- WRITTEN TASK
Transcribe each line exactly.

────────

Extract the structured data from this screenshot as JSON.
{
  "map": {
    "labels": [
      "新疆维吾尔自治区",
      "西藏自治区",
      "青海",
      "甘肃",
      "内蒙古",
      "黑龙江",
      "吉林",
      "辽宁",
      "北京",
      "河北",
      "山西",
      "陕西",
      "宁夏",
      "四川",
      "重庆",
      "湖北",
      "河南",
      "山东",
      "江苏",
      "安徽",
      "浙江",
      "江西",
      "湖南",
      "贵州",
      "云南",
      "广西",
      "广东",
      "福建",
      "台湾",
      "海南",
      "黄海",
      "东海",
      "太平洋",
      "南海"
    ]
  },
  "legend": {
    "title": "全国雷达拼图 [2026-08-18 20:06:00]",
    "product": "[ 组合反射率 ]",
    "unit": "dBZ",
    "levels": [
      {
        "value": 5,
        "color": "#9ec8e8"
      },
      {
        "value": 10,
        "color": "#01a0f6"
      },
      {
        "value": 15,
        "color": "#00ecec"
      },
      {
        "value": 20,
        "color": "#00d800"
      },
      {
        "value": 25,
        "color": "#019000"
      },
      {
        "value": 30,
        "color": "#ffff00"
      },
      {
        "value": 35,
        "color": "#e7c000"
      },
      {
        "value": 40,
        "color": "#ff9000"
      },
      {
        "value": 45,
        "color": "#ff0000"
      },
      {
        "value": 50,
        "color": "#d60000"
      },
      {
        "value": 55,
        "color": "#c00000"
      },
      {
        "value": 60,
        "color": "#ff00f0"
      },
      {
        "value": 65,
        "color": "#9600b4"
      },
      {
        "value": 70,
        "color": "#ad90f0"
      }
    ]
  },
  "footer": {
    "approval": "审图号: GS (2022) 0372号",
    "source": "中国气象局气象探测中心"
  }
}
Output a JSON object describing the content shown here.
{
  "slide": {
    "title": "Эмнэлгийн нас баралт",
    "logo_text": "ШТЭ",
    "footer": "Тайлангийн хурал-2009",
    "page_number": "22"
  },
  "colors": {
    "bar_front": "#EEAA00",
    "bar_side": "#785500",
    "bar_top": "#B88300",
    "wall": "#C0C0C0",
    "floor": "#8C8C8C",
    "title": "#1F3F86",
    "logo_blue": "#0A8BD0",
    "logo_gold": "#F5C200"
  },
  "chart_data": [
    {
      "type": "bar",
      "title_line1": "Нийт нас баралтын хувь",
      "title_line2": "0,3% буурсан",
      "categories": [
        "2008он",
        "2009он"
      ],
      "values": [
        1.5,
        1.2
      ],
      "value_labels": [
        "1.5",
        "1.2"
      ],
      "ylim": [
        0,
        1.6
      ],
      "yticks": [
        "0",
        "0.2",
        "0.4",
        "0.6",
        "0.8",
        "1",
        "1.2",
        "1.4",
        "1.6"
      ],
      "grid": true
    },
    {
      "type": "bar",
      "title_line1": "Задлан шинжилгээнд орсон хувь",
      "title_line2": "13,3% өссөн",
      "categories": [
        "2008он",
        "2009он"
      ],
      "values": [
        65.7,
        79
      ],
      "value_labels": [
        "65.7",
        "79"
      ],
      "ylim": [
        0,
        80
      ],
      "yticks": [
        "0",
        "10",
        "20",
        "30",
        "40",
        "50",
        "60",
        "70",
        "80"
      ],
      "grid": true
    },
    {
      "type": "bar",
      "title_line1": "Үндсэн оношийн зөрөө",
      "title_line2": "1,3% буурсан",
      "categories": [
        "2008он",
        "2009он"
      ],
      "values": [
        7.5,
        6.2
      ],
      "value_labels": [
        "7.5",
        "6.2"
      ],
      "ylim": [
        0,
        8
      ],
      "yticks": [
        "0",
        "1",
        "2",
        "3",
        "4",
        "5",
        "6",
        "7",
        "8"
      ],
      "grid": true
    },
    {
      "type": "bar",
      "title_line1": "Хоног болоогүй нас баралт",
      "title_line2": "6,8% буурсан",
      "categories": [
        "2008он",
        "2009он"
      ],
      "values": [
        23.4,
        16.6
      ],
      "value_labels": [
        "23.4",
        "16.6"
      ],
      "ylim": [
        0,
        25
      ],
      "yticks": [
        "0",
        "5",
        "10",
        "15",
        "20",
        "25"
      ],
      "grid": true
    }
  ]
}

────────

- RESPONSE
Extract the structured data from this screenshot as JSON.
{
  "map": {
    "labels": [
      "新疆维吾尔自治区",
      "西藏自治区",
      "青海",
      "甘肃",
      "内蒙古",
      "黑龙江",
      "吉林",
      "辽宁",
      "北京",
      "河北",
      "山西",
      "陕西",
      "宁夏",
      "四川",
      "重庆",
      "湖北",
      "河南",
      "山东",
      "江苏",
      "安徽",
      "浙江",
      "江西",
      "湖南",
      "贵州",
      "云南",
      "广西",
      "广东",
      "福建",
      "台湾",
      "海南",
      "黄海",
      "东海",
      "太平洋",
      "南海"
    ]
  },
  "legend": {
    "title": "全国雷达拼图 [2026-08-18 20:06:00]",
    "product": "[ 组合反射率 ]",
    "unit": "dBZ",
    "levels": [
      {
        "value": 5,
        "color": "#9ec8e8"
      },
      {
        "value": 10,
        "color": "#01a0f6"
      },
      {
        "value": 15,
        "color": "#00ecec"
      },
      {
        "value": 20,
        "color": "#00d800"
      },
      {
        "value": 25,
        "color": "#019000"
      },
      {
        "value": 30,
        "color": "#ffff00"
      },
      {
        "value": 35,
        "color": "#e7c000"
      },
      {
        "value": 40,
        "color": "#ff9000"
      },
      {
        "value": 45,
        "color": "#ff0000"
      },
      {
        "value": 50,
        "color": "#d60000"
      },
      {
        "value": 55,
        "color": "#c00000"
      },
      {
        "value": 60,
        "color": "#ff00f0"
      },
      {
        "value": 65,
        "color": "#9600b4"
      },
      {
        "value": 70,
        "color": "#ad90f0"
      }
    ]
  },
  "footer": {
    "approval": "审图号: GS (2022) 0372号",
    "source": "中国气象局气象探测中心"
  }
}
Output a JSON object describing the content shown here.
{
  "slide": {
    "title": "Эмнэлгийн нас баралт",
    "logo_text": "ШТЭ",
    "footer": "Тайлангийн хурал-2009",
    "page_number": "22"
  },
  "colors": {
    "bar_front": "#EEAA00",
    "bar_side": "#785500",
    "bar_top": "#B88300",
    "wall": "#C0C0C0",
    "floor": "#8C8C8C",
    "title": "#1F3F86",
    "logo_blue": "#0A8BD0",
    "logo_gold": "#F5C200"
  },
  "chart_data": [
    {
      "type": "bar",
      "title_line1": "Нийт нас баралтын хувь",
      "title_line2": "0,3% буурсан",
      "categories": [
        "2008он",
        "2009он"
      ],
      "values": [
        1.5,
        1.2
      ],
      "value_labels": [
        "1.5",
        "1.2"
      ],
      "ylim": [
        0,
        1.6
      ],
      "yticks": [
        "0",
        "0.2",
        "0.4",
        "0.6",
        "0.8",
        "1",
        "1.2",
        "1.4",
        "1.6"
      ],
      "grid": true
    },
    {
      "type": "bar",
      "title_line1": "Задлан шинжилгээнд орсон хувь",
      "title_line2": "13,3% өссөн",
      "categories": [
        "2008он",
        "2009он"
      ],
      "values": [
        65.7,
        79
      ],
      "value_labels": [
        "65.7",
        "79"
      ],
      "ylim": [
        0,
        80
      ],
      "yticks": [
        "0",
        "10",
        "20",
        "30",
        "40",
        "50",
        "60",
        "70",
        "80"
      ],
      "grid": true
    },
    {
      "type": "bar",
      "title_line1": "Үндсэн оношийн зөрөө",
      "title_line2": "1,3% буурсан",
      "categories": [
        "2008он",
        "2009он"
      ],
      "values": [
        7.5,
        6.2
      ],
      "value_labels": [
        "7.5",
        "6.2"
      ],
      "ylim": [
        0,
        8
      ],
      "yticks": [
        "0",
        "1",
        "2",
        "3",
        "4",
        "5",
        "6",
        "7",
        "8"
      ],
      "grid": true
    },
    {
      "type": "bar",
      "title_line1": "Хоног болоогүй нас баралт",
      "title_line2": "6,8% буурсан",
      "categories": [
        "2008он",
        "2009он"
      ],
      "values": [
        23.4,
        16.6
      ],
      "value_labels": [
        "23.4",
        "16.6"
      ],
      "ylim": [
        0,
        25
      ],
      "yticks": [
        "0",
        "5",
        "10",
        "15",
        "20",
        "25"
      ],
      "grid": true
    }
  ]
}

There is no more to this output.